> _Exercise brief_
Each entry below must be repeated exactly, with pictures left out.

== Data supplied ==

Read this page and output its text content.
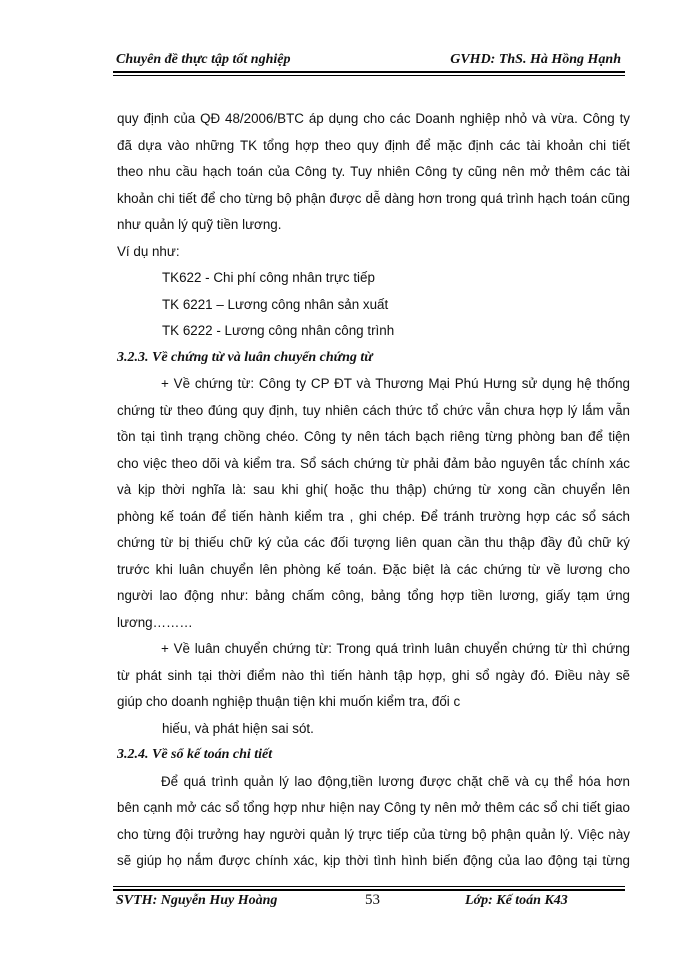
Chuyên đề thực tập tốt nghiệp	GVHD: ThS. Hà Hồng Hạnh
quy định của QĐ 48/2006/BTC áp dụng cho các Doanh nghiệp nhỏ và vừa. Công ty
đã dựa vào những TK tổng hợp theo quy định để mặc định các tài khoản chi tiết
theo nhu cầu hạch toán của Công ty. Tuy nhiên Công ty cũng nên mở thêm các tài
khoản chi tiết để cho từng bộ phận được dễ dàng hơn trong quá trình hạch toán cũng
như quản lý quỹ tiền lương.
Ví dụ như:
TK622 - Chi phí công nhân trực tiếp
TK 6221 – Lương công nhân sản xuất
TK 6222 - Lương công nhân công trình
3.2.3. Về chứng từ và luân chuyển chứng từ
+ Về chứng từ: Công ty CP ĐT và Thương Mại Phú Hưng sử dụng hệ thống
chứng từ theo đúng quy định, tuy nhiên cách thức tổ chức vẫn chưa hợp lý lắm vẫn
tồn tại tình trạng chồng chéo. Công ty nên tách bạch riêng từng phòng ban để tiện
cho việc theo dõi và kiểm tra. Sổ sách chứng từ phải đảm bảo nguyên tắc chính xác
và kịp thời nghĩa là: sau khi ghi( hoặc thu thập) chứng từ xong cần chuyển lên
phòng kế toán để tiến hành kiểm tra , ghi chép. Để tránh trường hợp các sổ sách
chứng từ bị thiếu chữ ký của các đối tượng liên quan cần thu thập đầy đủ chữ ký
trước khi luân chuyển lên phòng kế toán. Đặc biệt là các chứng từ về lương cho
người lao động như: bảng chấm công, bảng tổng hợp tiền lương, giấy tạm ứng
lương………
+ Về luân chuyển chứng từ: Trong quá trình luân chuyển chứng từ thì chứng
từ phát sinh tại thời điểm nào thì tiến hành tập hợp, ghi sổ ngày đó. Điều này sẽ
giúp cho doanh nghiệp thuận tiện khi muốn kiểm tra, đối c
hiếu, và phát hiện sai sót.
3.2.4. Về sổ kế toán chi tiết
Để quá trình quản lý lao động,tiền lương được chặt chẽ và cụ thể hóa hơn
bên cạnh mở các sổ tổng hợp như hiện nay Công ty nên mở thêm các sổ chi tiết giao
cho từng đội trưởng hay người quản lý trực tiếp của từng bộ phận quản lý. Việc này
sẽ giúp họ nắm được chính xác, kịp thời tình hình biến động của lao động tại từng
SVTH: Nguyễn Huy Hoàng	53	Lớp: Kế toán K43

===

> _Solution to the exercise_
Read this page and output its text content.
Chuyên đề thực tập tốt nghiệp	GVHD: ThS. Hà Hồng Hạnh
quy định của QĐ 48/2006/BTC áp dụng cho các Doanh nghiệp nhỏ và vừa. Công ty
đã dựa vào những TK tổng hợp theo quy định để mặc định các tài khoản chi tiết
theo nhu cầu hạch toán của Công ty. Tuy nhiên Công ty cũng nên mở thêm các tài
khoản chi tiết để cho từng bộ phận được dễ dàng hơn trong quá trình hạch toán cũng
như quản lý quỹ tiền lương.
Ví dụ như:
TK622 - Chi phí công nhân trực tiếp
TK 6221 – Lương công nhân sản xuất
TK 6222 - Lương công nhân công trình
3.2.3. Về chứng từ và luân chuyển chứng từ
+ Về chứng từ: Công ty CP ĐT và Thương Mại Phú Hưng sử dụng hệ thống
chứng từ theo đúng quy định, tuy nhiên cách thức tổ chức vẫn chưa hợp lý lắm vẫn
tồn tại tình trạng chồng chéo. Công ty nên tách bạch riêng từng phòng ban để tiện
cho việc theo dõi và kiểm tra. Sổ sách chứng từ phải đảm bảo nguyên tắc chính xác
và kịp thời nghĩa là: sau khi ghi( hoặc thu thập) chứng từ xong cần chuyển lên
phòng kế toán để tiến hành kiểm tra , ghi chép. Để tránh trường hợp các sổ sách
chứng từ bị thiếu chữ ký của các đối tượng liên quan cần thu thập đầy đủ chữ ký
trước khi luân chuyển lên phòng kế toán. Đặc biệt là các chứng từ về lương cho
người lao động như: bảng chấm công, bảng tổng hợp tiền lương, giấy tạm ứng
lương………
+ Về luân chuyển chứng từ: Trong quá trình luân chuyển chứng từ thì chứng
từ phát sinh tại thời điểm nào thì tiến hành tập hợp, ghi sổ ngày đó. Điều này sẽ
giúp cho doanh nghiệp thuận tiện khi muốn kiểm tra, đối c
hiếu, và phát hiện sai sót.
3.2.4. Về sổ kế toán chi tiết
Để quá trình quản lý lao động,tiền lương được chặt chẽ và cụ thể hóa hơn
bên cạnh mở các sổ tổng hợp như hiện nay Công ty nên mở thêm các sổ chi tiết giao
cho từng đội trưởng hay người quản lý trực tiếp của từng bộ phận quản lý. Việc này
sẽ giúp họ nắm được chính xác, kịp thời tình hình biến động của lao động tại từng
SVTH: Nguyễn Huy Hoàng	53	Lớp: Kế toán K43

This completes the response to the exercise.